= Given request =
Below are some records; return each one exactly.
#### Given records
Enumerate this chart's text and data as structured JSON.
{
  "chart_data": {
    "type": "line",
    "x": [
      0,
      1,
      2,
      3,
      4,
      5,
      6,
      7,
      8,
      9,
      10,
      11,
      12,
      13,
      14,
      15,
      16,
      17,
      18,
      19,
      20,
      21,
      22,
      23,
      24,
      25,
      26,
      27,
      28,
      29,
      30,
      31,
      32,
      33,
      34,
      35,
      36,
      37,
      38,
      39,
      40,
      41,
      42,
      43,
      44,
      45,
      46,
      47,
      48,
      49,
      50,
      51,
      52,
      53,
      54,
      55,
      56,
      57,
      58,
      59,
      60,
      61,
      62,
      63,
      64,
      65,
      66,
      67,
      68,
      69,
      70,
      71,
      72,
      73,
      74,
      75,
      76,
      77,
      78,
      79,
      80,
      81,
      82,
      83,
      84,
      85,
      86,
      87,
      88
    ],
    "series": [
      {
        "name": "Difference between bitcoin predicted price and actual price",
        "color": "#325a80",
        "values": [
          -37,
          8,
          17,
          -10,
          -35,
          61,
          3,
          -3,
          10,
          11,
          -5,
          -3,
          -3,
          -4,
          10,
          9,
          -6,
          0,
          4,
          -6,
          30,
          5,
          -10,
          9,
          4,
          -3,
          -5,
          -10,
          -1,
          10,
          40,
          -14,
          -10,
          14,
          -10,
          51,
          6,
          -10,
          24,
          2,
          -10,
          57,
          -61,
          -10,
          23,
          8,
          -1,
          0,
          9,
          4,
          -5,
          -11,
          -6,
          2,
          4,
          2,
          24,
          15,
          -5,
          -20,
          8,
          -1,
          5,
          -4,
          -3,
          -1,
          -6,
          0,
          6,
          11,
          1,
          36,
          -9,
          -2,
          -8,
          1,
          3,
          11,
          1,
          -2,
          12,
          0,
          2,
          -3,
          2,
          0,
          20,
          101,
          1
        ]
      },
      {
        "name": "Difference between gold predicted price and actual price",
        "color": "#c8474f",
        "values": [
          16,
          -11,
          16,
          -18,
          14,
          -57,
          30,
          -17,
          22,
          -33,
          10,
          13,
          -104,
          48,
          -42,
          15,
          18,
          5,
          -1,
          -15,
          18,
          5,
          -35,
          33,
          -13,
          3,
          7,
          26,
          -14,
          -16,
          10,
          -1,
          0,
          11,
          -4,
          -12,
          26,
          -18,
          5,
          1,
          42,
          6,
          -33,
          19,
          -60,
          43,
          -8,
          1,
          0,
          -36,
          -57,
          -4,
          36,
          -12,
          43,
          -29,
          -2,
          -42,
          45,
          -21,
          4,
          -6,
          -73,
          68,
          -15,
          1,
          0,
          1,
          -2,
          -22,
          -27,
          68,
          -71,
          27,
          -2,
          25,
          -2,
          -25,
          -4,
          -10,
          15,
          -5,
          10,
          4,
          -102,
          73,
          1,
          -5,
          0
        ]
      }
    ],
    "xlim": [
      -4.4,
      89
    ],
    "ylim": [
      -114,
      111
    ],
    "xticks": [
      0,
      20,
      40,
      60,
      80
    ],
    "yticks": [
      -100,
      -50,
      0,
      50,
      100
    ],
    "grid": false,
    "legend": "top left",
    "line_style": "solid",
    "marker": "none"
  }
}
########
= Answer to the task =
Enumerate this chart's text and data as structured JSON.
{
  "chart_data": {
    "type": "line",
    "x": [
      0,
      1,
      2,
      3,
      4,
      5,
      6,
      7,
      8,
      9,
      10,
      11,
      12,
      13,
      14,
      15,
      16,
      17,
      18,
      19,
      20,
      21,
      22,
      23,
      24,
      25,
      26,
      27,
      28,
      29,
      30,
      31,
      32,
      33,
      34,
      35,
      36,
      37,
      38,
      39,
      40,
      41,
      42,
      43,
      44,
      45,
      46,
      47,
      48,
      49,
      50,
      51,
      52,
      53,
      54,
      55,
      56,
      57,
      58,
      59,
      60,
      61,
      62,
      63,
      64,
      65,
      66,
      67,
      68,
      69,
      70,
      71,
      72,
      73,
      74,
      75,
      76,
      77,
      78,
      79,
      80,
      81,
      82,
      83,
      84,
      85,
      86,
      87,
      88
    ],
    "series": [
      {
        "name": "Difference between bitcoin predicted price and actual price",
        "color": "#325a80",
        "values": [
          -37,
          8,
          17,
          -10,
          -35,
          61,
          3,
          -3,
          10,
          11,
          -5,
          -3,
          -3,
          -4,
          10,
          9,
          -6,
          0,
          4,
          -6,
          30,
          5,
          -10,
          9,
          4,
          -3,
          -5,
          -10,
          -1,
          10,
          40,
          -14,
          -10,
          14,
          -10,
          51,
          6,
          -10,
          24,
          2,
          -10,
          57,
          -61,
          -10,
          23,
          8,
          -1,
          0,
          9,
          4,
          -5,
          -11,
          -6,
          2,
          4,
          2,
          24,
          15,
          -5,
          -20,
          8,
          -1,
          5,
          -4,
          -3,
          -1,
          -6,
          0,
          6,
          11,
          1,
          36,
          -9,
          -2,
          -8,
          1,
          3,
          11,
          1,
          -2,
          12,
          0,
          2,
          -3,
          2,
          0,
          20,
          101,
          1
        ]
      },
      {
        "name": "Difference between gold predicted price and actual price",
        "color": "#c8474f",
        "values": [
          16,
          -11,
          16,
          -18,
          14,
          -57,
          30,
          -17,
          22,
          -33,
          10,
          13,
          -104,
          48,
          -42,
          15,
          18,
          5,
          -1,
          -15,
          18,
          5,
          -35,
          33,
          -13,
          3,
          7,
          26,
          -14,
          -16,
          10,
          -1,
          0,
          11,
          -4,
          -12,
          26,
          -18,
          5,
          1,
          42,
          6,
          -33,
          19,
          -60,
          43,
          -8,
          1,
          0,
          -36,
          -57,
          -4,
          36,
          -12,
          43,
          -29,
          -2,
          -42,
          45,
          -21,
          4,
          -6,
          -73,
          68,
          -15,
          1,
          0,
          1,
          -2,
          -22,
          -27,
          68,
          -71,
          27,
          -2,
          25,
          -2,
          -25,
          -4,
          -10,
          15,
          -5,
          10,
          4,
          -102,
          73,
          1,
          -5,
          0
        ]
      }
    ],
    "xlim": [
      -4.4,
      89
    ],
    "ylim": [
      -114,
      111
    ],
    "xticks": [
      0,
      20,
      40,
      60,
      80
    ],
    "yticks": [
      -100,
      -50,
      0,
      50,
      100
    ],
    "grid": false,
    "legend": "top left",
    "line_style": "solid",
    "marker": "none"
  }
}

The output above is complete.